Job
Pictures in the records should not be copied, but every other part must be repeated exactly.

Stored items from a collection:
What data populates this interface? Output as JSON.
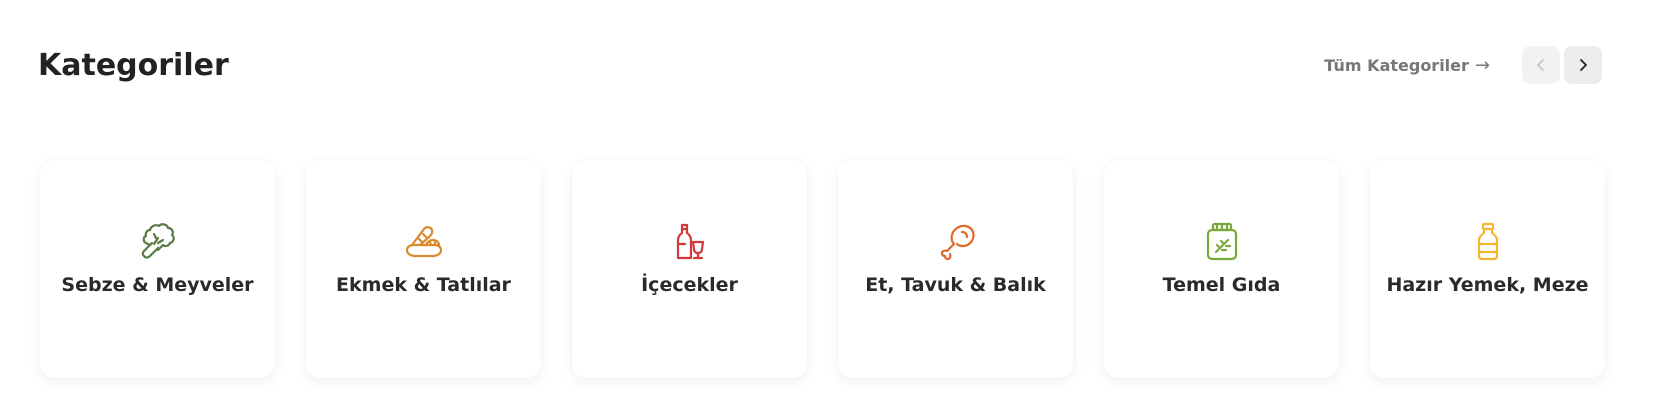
{
  "header": {
    "title": "Kategoriler",
    "all_link": "Tüm Kategoriler",
    "all_link_arrow": "→",
    "prev_label": "‹",
    "next_label": "›"
  },
  "categories": [
    {
      "label": "Sebze & Meyveler",
      "icon": "broccoli-icon",
      "color": "#5a7a44"
    },
    {
      "label": "Ekmek & Tatlılar",
      "icon": "bread-icon",
      "color": "#d98b2b"
    },
    {
      "label": "İçecekler",
      "icon": "wine-bottle-glass-icon",
      "color": "#d23a3a"
    },
    {
      "label": "Et, Tavuk & Balık",
      "icon": "chicken-leg-icon",
      "color": "#e06a2a"
    },
    {
      "label": "Temel Gıda",
      "icon": "jar-icon",
      "color": "#7aa83a"
    },
    {
      "label": "Hazır Yemek, Meze",
      "icon": "sauce-bottle-icon",
      "color": "#f2b632"
    }
  ]
}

Complete response
What data populates this interface? Output as JSON.
{
  "header": {
    "title": "Kategoriler",
    "all_link": "Tüm Kategoriler",
    "all_link_arrow": "→",
    "prev_label": "‹",
    "next_label": "›"
  },
  "categories": [
    {
      "label": "Sebze & Meyveler",
      "icon": "broccoli-icon",
      "color": "#5a7a44"
    },
    {
      "label": "Ekmek & Tatlılar",
      "icon": "bread-icon",
      "color": "#d98b2b"
    },
    {
      "label": "İçecekler",
      "icon": "wine-bottle-glass-icon",
      "color": "#d23a3a"
    },
    {
      "label": "Et, Tavuk & Balık",
      "icon": "chicken-leg-icon",
      "color": "#e06a2a"
    },
    {
      "label": "Temel Gıda",
      "icon": "jar-icon",
      "color": "#7aa83a"
    },
    {
      "label": "Hazır Yemek, Meze",
      "icon": "sauce-bottle-icon",
      "color": "#f2b632"
    }
  ]
}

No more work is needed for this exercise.